In the last CodePageEntryHeader, the value of this field has no meaning. Some files set it to 0, some to -1, and some to point at where the next CodePageEntryHeader would be. The MS-DOS 5 Programmer's Reference says it should be 0.
device_type
1 for screen, 2 for printer. Some printer CPI files from early DRDOS versions have device_type=1; a suggested workaround is to check for a device name of
  • "4201    "
  • "4208    "
  • "5202    "
  • "1050    "
and force the device type to 2. Printer codepages should only be present in FONT files, not FONT.NT or DRFONT.
device_name
The ASCII device name. For screens, it refers to the display hardware ("EGA     " for EGA/VGA and "LCD     " for the IBM Convertible LCD). For printers, it is usually one of:
  • "4201    "
  • "4208    "
  • "5202    "
  • "1050    "
  • "EPS     "
  • "PPDS    "
The MS-DOS 5 Programmer's Reference says this should match the filename, but this isn't really practical (and was dropped in later versions with files like EGA2.CPI).
codepage
This is the number of the codepage this header describes. Traditionally, DOS codepages had 3-digit IDs (1-999) but the number can range from 1-65533 - see the "Code Page Global Identifier" section in IBM's Character Data Representation Architecture. IDs 65280-65533 are 'reserved for customer use' - ie, this is the range to use for user-defined codepages.

Dataset content:
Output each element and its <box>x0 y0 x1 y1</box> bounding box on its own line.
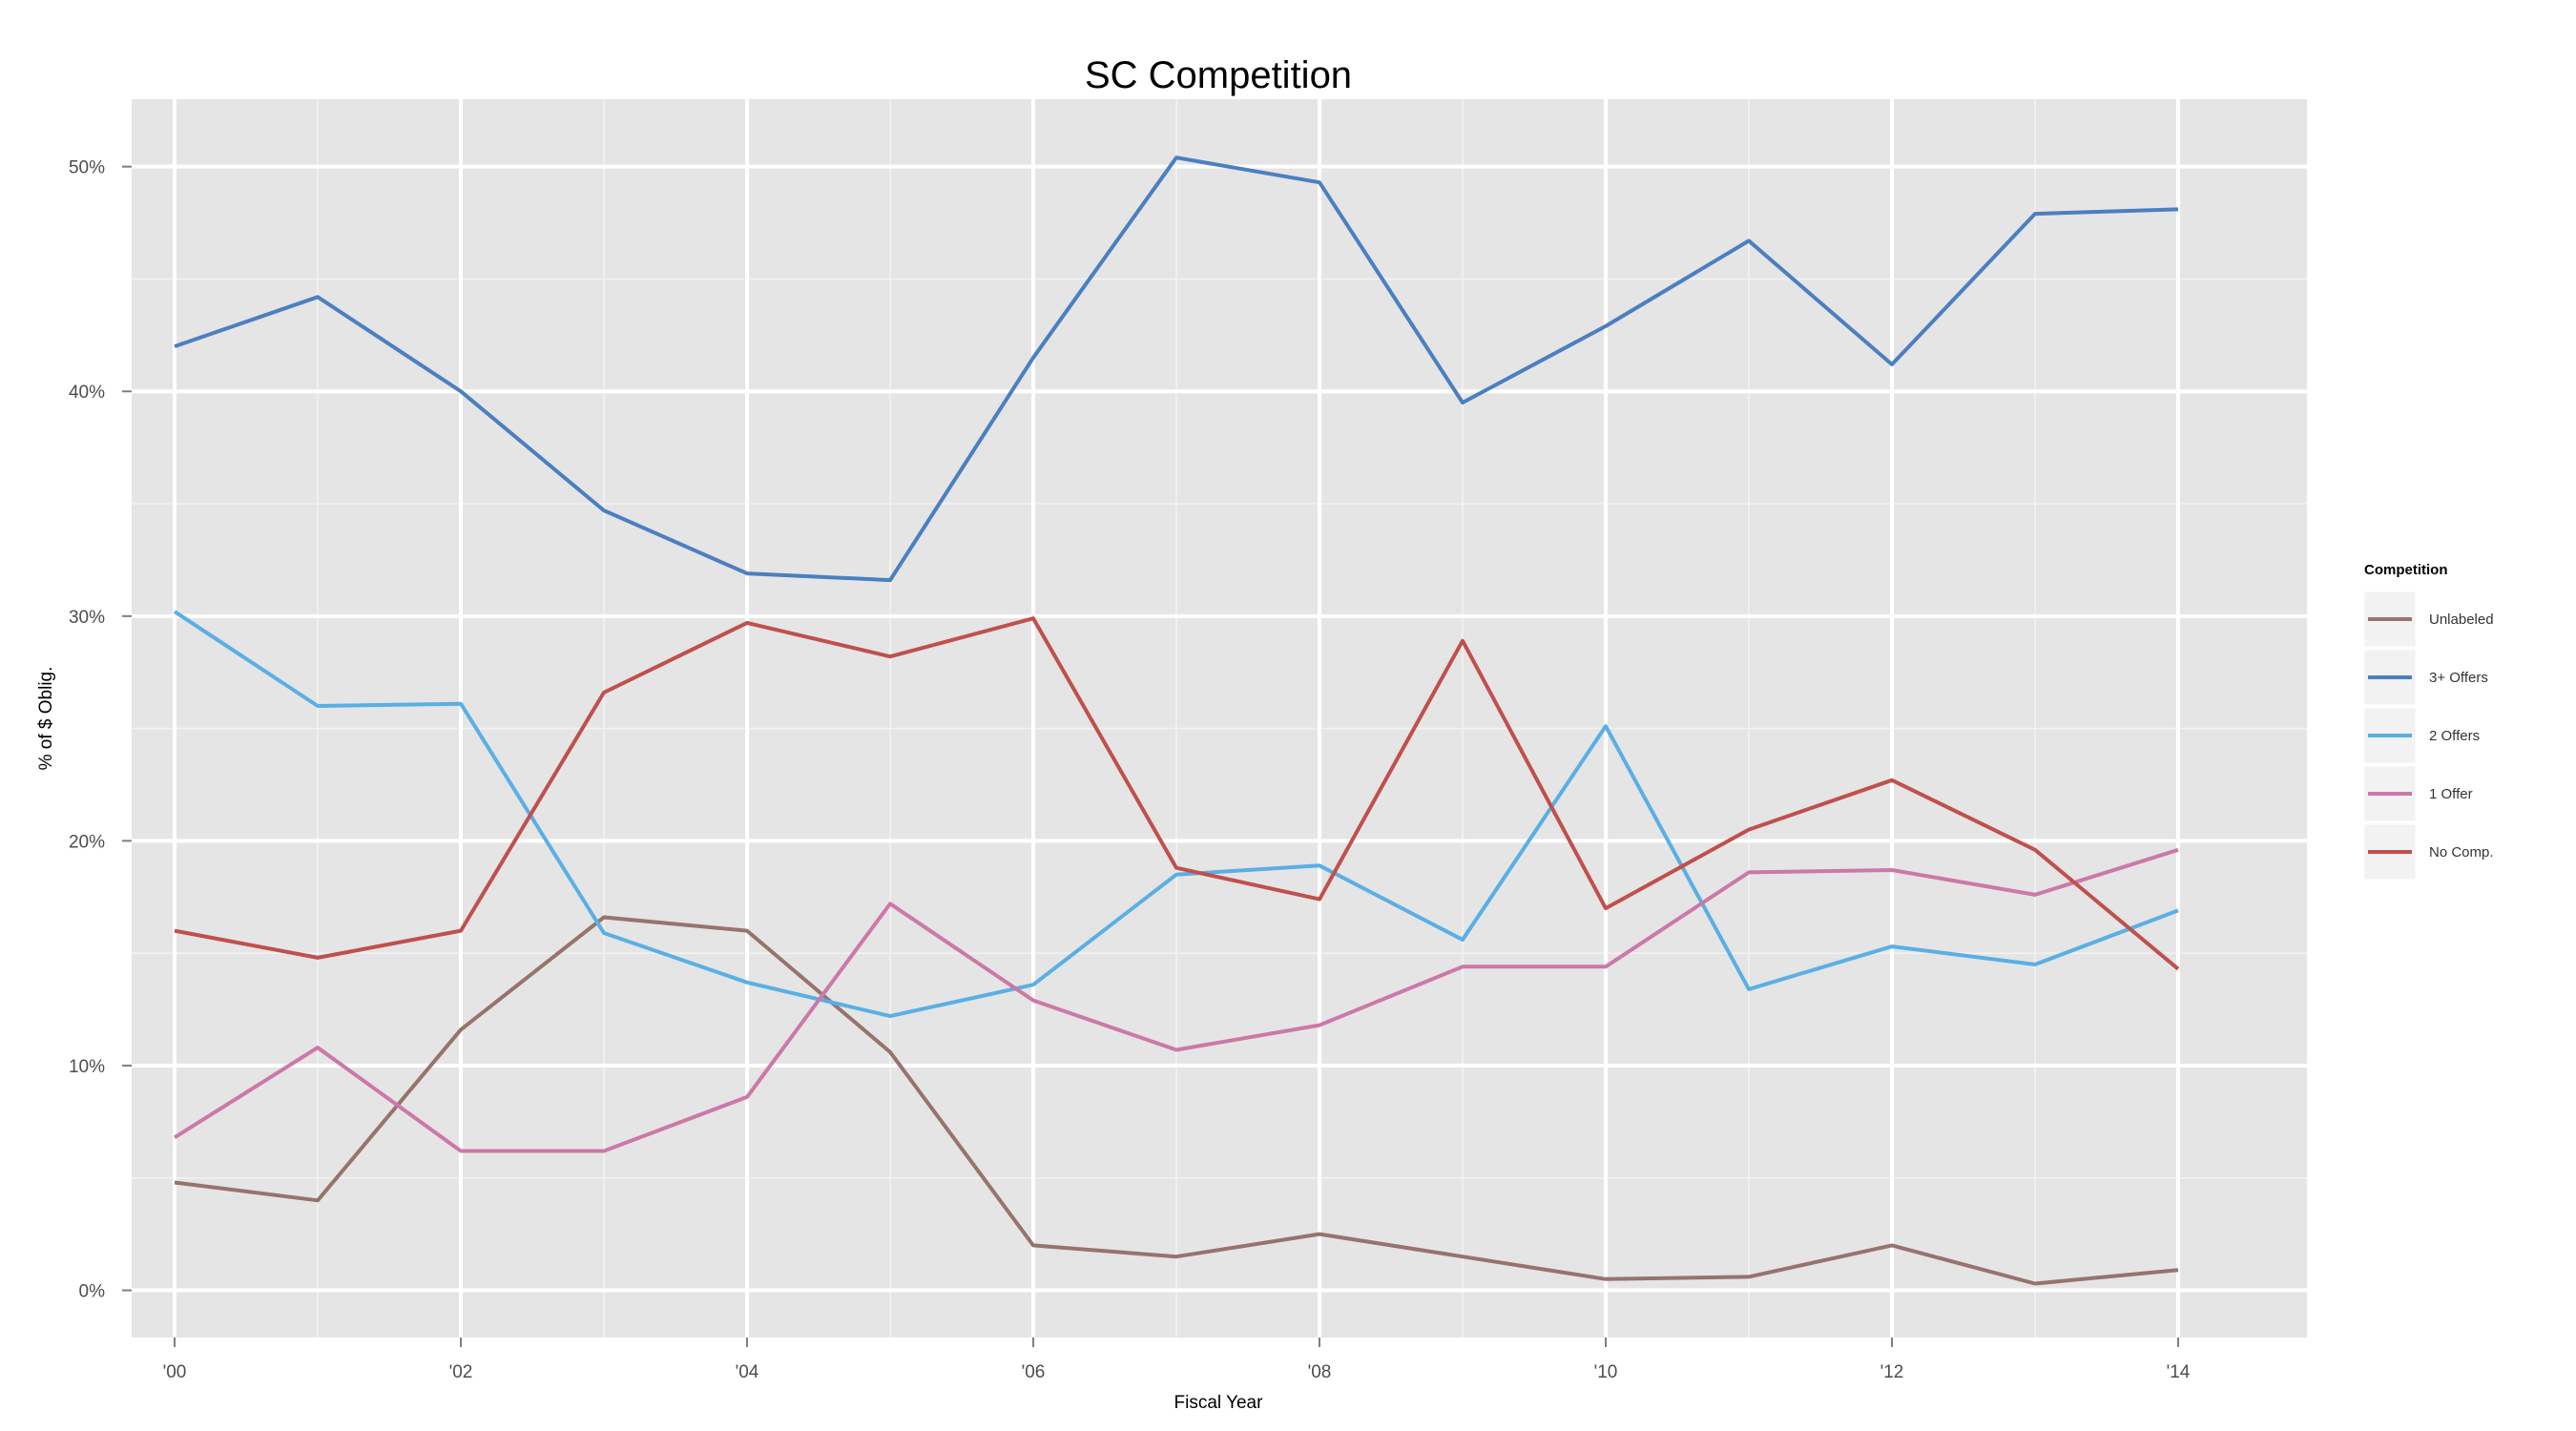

Objectives:
a) Translate this sentence from the codepage file headers passage into French: "Printer codepages should only be present in FONT files, not FONT.NT or DRFONT."
b) According to the passage on codepage file headers, why should a reader check for device names such as "4201    " and force the device type to 2? Answer in one to three sentences.
c) Continue the passage on codepage file headers from where it stops.

Results by task:
a) Les pages de codes d'imprimante ne devraient figurer que dans les fichiers FONT, et non dans FONT.NT ou DRFONT.

b) Some printer CPI files from early DRDOS versions have device_type=1, which marks them as screen files even though they are for printers. Checking for these printer device names and forcing the device type to 2 works around that error.

c)
reserved
The reserved bytes are always zero.
cpih_offset
The offset of the CodePageInfoHeader for this codepage. In FONT and DRFONT files, it is relative to the start of the file; in FONT.NT files it is relative to the start of this CodePageEntryHeader. As with next_cpeh_offset, the field is normally treated as a 32-bit pointer but some programs may instead populate it with segment:offset values.

The CodePageInfoHeader for a codepage should immediately follow the CodePageEntryHeader - rather than, for example, all the CodePageEntryHeaders together at the start and then all the CodePageInfoHeaders with their fonts. [3]. This is particularly important in a DRFONT file [4].

The fields next_cpeh_offset and cpih_offset should not point to addresses earlier in the file than this CodePageEntryHeader, for the same reason.

CodePageInfoHeader

At the start of the data block for each codepage is a CodePageInfoHeader:

struct 
{
	short version;
	short num_fonts;
	short size;
} CodePageInfoHeader;
version

This is 1 if the following codepage is in FONT format, 2 if it is in DRFONT format. Putting a DRFONT codepage in a FONT-format file will not work. You shouldn't put a FONT codepage in a DRFONT-format file either [5].

LCD.CPI from Toshiba MS-DOS 3.30 sets this field to 0, which should be treated as 1.

num_fonts
If this is a screen font, it gives the number of font records that follow. For printer fonts, it should be assumed to be 1; some DRDOS printer CPI files have it wrongly set to 2.
size
This is the number of bytes that follow up to the end of this codepage (if version is 1) or up to the character index table (if version is 2).

Printer Fonts

If the CPI is for a printer, the CodePageInfoHeader is followed by:

struct
{
	short printer_type;
	short escape_length;
} PrinterFontHeader;
printer_type
This is 1 if the character set is downloaded to the printer, 2 if the printer already has the character set and selects it with escape codes.
escape_length
The number of bytes in the escape sequences that follow.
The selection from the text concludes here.